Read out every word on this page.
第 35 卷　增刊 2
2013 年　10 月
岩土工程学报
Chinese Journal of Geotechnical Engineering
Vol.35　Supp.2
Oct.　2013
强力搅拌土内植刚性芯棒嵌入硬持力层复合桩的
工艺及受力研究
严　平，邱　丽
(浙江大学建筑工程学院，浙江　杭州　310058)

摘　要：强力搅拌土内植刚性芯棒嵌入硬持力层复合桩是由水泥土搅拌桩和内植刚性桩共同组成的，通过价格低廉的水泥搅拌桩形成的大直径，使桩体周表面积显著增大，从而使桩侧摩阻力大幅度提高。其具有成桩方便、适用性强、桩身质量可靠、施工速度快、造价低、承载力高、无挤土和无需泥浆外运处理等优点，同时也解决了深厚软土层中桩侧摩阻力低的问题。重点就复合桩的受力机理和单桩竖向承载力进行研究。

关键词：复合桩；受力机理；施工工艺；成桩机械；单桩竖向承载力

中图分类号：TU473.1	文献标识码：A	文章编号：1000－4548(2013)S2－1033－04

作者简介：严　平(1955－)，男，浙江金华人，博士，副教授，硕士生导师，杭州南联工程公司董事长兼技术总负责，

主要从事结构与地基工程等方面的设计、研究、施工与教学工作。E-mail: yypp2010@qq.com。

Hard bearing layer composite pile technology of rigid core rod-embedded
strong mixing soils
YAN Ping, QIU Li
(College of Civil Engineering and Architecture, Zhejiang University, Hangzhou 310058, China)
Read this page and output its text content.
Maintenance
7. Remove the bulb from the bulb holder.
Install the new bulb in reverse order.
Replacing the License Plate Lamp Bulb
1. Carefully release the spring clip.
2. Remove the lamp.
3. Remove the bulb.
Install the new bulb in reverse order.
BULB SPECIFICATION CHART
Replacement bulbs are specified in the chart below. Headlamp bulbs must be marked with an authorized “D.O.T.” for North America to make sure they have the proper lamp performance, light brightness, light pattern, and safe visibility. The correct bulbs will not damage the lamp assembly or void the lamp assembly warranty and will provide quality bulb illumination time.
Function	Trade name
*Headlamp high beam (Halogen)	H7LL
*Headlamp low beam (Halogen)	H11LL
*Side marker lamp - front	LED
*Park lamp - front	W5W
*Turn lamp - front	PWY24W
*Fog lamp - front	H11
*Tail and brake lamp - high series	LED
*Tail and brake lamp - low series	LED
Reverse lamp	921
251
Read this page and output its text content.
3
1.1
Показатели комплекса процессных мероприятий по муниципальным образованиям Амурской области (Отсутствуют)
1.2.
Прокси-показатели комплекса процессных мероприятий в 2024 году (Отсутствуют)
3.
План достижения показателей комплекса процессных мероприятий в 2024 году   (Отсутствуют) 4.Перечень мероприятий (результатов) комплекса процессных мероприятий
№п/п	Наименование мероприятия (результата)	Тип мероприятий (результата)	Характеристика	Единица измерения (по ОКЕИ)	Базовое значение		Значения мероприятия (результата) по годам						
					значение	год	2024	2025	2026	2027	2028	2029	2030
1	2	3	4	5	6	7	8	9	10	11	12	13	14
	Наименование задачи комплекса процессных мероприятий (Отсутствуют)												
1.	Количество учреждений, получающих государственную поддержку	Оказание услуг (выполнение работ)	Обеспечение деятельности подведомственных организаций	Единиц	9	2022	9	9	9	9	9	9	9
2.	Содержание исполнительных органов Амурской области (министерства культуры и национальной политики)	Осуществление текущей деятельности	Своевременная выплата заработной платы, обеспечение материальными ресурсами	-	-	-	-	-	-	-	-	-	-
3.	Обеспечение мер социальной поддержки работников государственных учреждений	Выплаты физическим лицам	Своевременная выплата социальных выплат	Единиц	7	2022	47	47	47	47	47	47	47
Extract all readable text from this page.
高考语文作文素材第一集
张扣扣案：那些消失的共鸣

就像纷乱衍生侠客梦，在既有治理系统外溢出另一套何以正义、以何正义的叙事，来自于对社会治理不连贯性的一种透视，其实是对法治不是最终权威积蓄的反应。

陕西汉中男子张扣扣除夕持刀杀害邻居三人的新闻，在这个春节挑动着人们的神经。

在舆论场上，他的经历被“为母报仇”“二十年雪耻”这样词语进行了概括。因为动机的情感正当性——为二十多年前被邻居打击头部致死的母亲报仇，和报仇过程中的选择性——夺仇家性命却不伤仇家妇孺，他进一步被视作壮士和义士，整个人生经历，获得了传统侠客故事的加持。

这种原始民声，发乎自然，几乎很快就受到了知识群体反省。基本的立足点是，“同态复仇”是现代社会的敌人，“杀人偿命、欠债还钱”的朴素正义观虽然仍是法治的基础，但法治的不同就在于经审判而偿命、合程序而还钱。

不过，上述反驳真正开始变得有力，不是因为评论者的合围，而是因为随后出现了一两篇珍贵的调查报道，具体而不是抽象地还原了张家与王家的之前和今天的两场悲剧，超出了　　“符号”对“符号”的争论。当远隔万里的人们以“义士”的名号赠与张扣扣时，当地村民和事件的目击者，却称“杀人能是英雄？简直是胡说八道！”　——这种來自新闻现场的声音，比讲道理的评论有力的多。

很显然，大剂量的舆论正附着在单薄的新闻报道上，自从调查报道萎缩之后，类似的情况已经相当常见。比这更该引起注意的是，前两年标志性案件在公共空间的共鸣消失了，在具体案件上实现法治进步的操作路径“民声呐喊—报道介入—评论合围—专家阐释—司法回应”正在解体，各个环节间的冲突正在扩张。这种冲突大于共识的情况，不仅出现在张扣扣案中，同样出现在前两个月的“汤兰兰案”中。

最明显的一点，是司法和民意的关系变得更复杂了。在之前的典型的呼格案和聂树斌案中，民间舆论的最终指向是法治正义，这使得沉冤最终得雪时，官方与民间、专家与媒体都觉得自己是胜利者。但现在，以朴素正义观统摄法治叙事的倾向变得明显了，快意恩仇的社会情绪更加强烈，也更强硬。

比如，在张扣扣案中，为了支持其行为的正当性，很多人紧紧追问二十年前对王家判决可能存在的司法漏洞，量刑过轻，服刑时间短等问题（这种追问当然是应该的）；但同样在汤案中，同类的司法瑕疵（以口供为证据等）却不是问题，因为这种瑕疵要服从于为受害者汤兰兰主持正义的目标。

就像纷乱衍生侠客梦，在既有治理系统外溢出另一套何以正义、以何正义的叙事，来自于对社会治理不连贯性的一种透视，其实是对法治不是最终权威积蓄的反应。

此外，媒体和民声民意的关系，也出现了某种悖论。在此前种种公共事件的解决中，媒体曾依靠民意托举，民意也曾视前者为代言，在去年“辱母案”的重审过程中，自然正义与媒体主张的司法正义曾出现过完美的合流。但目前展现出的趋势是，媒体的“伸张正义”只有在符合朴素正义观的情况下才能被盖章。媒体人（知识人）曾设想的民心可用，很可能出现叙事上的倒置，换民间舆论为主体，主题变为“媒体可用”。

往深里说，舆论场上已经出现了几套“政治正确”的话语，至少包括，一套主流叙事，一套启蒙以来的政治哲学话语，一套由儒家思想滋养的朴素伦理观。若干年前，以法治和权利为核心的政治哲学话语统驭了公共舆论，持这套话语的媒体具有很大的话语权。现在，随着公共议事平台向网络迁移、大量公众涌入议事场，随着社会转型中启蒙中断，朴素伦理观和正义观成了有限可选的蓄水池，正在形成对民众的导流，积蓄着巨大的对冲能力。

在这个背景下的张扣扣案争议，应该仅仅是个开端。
▬▬▬▬▬▬
TASK INSTRUCTIONS. Print every record exactly as it was given.

THE RESPONSE.
Read out every word on this page.
第 35 卷　增刊 2
2013 年　10 月
岩土工程学报
Chinese Journal of Geotechnical Engineering
Vol.35　Supp.2
Oct.　2013
强力搅拌土内植刚性芯棒嵌入硬持力层复合桩的
工艺及受力研究
严　平，邱　丽
(浙江大学建筑工程学院，浙江　杭州　310058)

摘　要：强力搅拌土内植刚性芯棒嵌入硬持力层复合桩是由水泥土搅拌桩和内植刚性桩共同组成的，通过价格低廉的水泥搅拌桩形成的大直径，使桩体周表面积显著增大，从而使桩侧摩阻力大幅度提高。其具有成桩方便、适用性强、桩身质量可靠、施工速度快、造价低、承载力高、无挤土和无需泥浆外运处理等优点，同时也解决了深厚软土层中桩侧摩阻力低的问题。重点就复合桩的受力机理和单桩竖向承载力进行研究。

关键词：复合桩；受力机理；施工工艺；成桩机械；单桩竖向承载力

中图分类号：TU473.1	文献标识码：A	文章编号：1000－4548(2013)S2－1033－04

作者简介：严　平(1955－)，男，浙江金华人，博士，副教授，硕士生导师，杭州南联工程公司董事长兼技术总负责，

主要从事结构与地基工程等方面的设计、研究、施工与教学工作。E-mail: yypp2010@qq.com。

Hard bearing layer composite pile technology of rigid core rod-embedded
strong mixing soils
YAN Ping, QIU Li
(College of Civil Engineering and Architecture, Zhejiang University, Hangzhou 310058, China)
Read this page and output its text content.
Maintenance
7. Remove the bulb from the bulb holder.
Install the new bulb in reverse order.
Replacing the License Plate Lamp Bulb
1. Carefully release the spring clip.
2. Remove the lamp.
3. Remove the bulb.
Install the new bulb in reverse order.
BULB SPECIFICATION CHART
Replacement bulbs are specified in the chart below. Headlamp bulbs must be marked with an authorized “D.O.T.” for North America to make sure they have the proper lamp performance, light brightness, light pattern, and safe visibility. The correct bulbs will not damage the lamp assembly or void the lamp assembly warranty and will provide quality bulb illumination time.
Function	Trade name
*Headlamp high beam (Halogen)	H7LL
*Headlamp low beam (Halogen)	H11LL
*Side marker lamp - front	LED
*Park lamp - front	W5W
*Turn lamp - front	PWY24W
*Fog lamp - front	H11
*Tail and brake lamp - high series	LED
*Tail and brake lamp - low series	LED
Reverse lamp	921
251
Read this page and output its text content.
3
1.1
Показатели комплекса процессных мероприятий по муниципальным образованиям Амурской области (Отсутствуют)
1.2.
Прокси-показатели комплекса процессных мероприятий в 2024 году (Отсутствуют)
3.
План достижения показателей комплекса процессных мероприятий в 2024 году   (Отсутствуют) 4.Перечень мероприятий (результатов) комплекса процессных мероприятий
№п/п	Наименование мероприятия (результата)	Тип мероприятий (результата)	Характеристика	Единица измерения (по ОКЕИ)	Базовое значение		Значения мероприятия (результата) по годам						
					значение	год	2024	2025	2026	2027	2028	2029	2030
1	2	3	4	5	6	7	8	9	10	11	12	13	14
	Наименование задачи комплекса процессных мероприятий (Отсутствуют)												
1.	Количество учреждений, получающих государственную поддержку	Оказание услуг (выполнение работ)	Обеспечение деятельности подведомственных организаций	Единиц	9	2022	9	9	9	9	9	9	9
2.	Содержание исполнительных органов Амурской области (министерства культуры и национальной политики)	Осуществление текущей деятельности	Своевременная выплата заработной платы, обеспечение материальными ресурсами	-	-	-	-	-	-	-	-	-	-
3.	Обеспечение мер социальной поддержки работников государственных учреждений	Выплаты физическим лицам	Своевременная выплата социальных выплат	Единиц	7	2022	47	47	47	47	47	47	47
Extract all readable text from this page.
高考语文作文素材第一集
张扣扣案：那些消失的共鸣

就像纷乱衍生侠客梦，在既有治理系统外溢出另一套何以正义、以何正义的叙事，来自于对社会治理不连贯性的一种透视，其实是对法治不是最终权威积蓄的反应。

陕西汉中男子张扣扣除夕持刀杀害邻居三人的新闻，在这个春节挑动着人们的神经。

在舆论场上，他的经历被“为母报仇”“二十年雪耻”这样词语进行了概括。因为动机的情感正当性——为二十多年前被邻居打击头部致死的母亲报仇，和报仇过程中的选择性——夺仇家性命却不伤仇家妇孺，他进一步被视作壮士和义士，整个人生经历，获得了传统侠客故事的加持。

这种原始民声，发乎自然，几乎很快就受到了知识群体反省。基本的立足点是，“同态复仇”是现代社会的敌人，“杀人偿命、欠债还钱”的朴素正义观虽然仍是法治的基础，但法治的不同就在于经审判而偿命、合程序而还钱。

不过，上述反驳真正开始变得有力，不是因为评论者的合围，而是因为随后出现了一两篇珍贵的调查报道，具体而不是抽象地还原了张家与王家的之前和今天的两场悲剧，超出了　　“符号”对“符号”的争论。当远隔万里的人们以“义士”的名号赠与张扣扣时，当地村民和事件的目击者，却称“杀人能是英雄？简直是胡说八道！”　——这种來自新闻现场的声音，比讲道理的评论有力的多。

很显然，大剂量的舆论正附着在单薄的新闻报道上，自从调查报道萎缩之后，类似的情况已经相当常见。比这更该引起注意的是，前两年标志性案件在公共空间的共鸣消失了，在具体案件上实现法治进步的操作路径“民声呐喊—报道介入—评论合围—专家阐释—司法回应”正在解体，各个环节间的冲突正在扩张。这种冲突大于共识的情况，不仅出现在张扣扣案中，同样出现在前两个月的“汤兰兰案”中。

最明显的一点，是司法和民意的关系变得更复杂了。在之前的典型的呼格案和聂树斌案中，民间舆论的最终指向是法治正义，这使得沉冤最终得雪时，官方与民间、专家与媒体都觉得自己是胜利者。但现在，以朴素正义观统摄法治叙事的倾向变得明显了，快意恩仇的社会情绪更加强烈，也更强硬。

比如，在张扣扣案中，为了支持其行为的正当性，很多人紧紧追问二十年前对王家判决可能存在的司法漏洞，量刑过轻，服刑时间短等问题（这种追问当然是应该的）；但同样在汤案中，同类的司法瑕疵（以口供为证据等）却不是问题，因为这种瑕疵要服从于为受害者汤兰兰主持正义的目标。

就像纷乱衍生侠客梦，在既有治理系统外溢出另一套何以正义、以何正义的叙事，来自于对社会治理不连贯性的一种透视，其实是对法治不是最终权威积蓄的反应。

此外，媒体和民声民意的关系，也出现了某种悖论。在此前种种公共事件的解决中，媒体曾依靠民意托举，民意也曾视前者为代言，在去年“辱母案”的重审过程中，自然正义与媒体主张的司法正义曾出现过完美的合流。但目前展现出的趋势是，媒体的“伸张正义”只有在符合朴素正义观的情况下才能被盖章。媒体人（知识人）曾设想的民心可用，很可能出现叙事上的倒置，换民间舆论为主体，主题变为“媒体可用”。

往深里说，舆论场上已经出现了几套“政治正确”的话语，至少包括，一套主流叙事，一套启蒙以来的政治哲学话语，一套由儒家思想滋养的朴素伦理观。若干年前，以法治和权利为核心的政治哲学话语统驭了公共舆论，持这套话语的媒体具有很大的话语权。现在，随着公共议事平台向网络迁移、大量公众涌入议事场，随着社会转型中启蒙中断，朴素伦理观和正义观成了有限可选的蓄水池，正在形成对民众的导流，积蓄着巨大的对冲能力。

在这个背景下的张扣扣案争议，应该仅仅是个开端。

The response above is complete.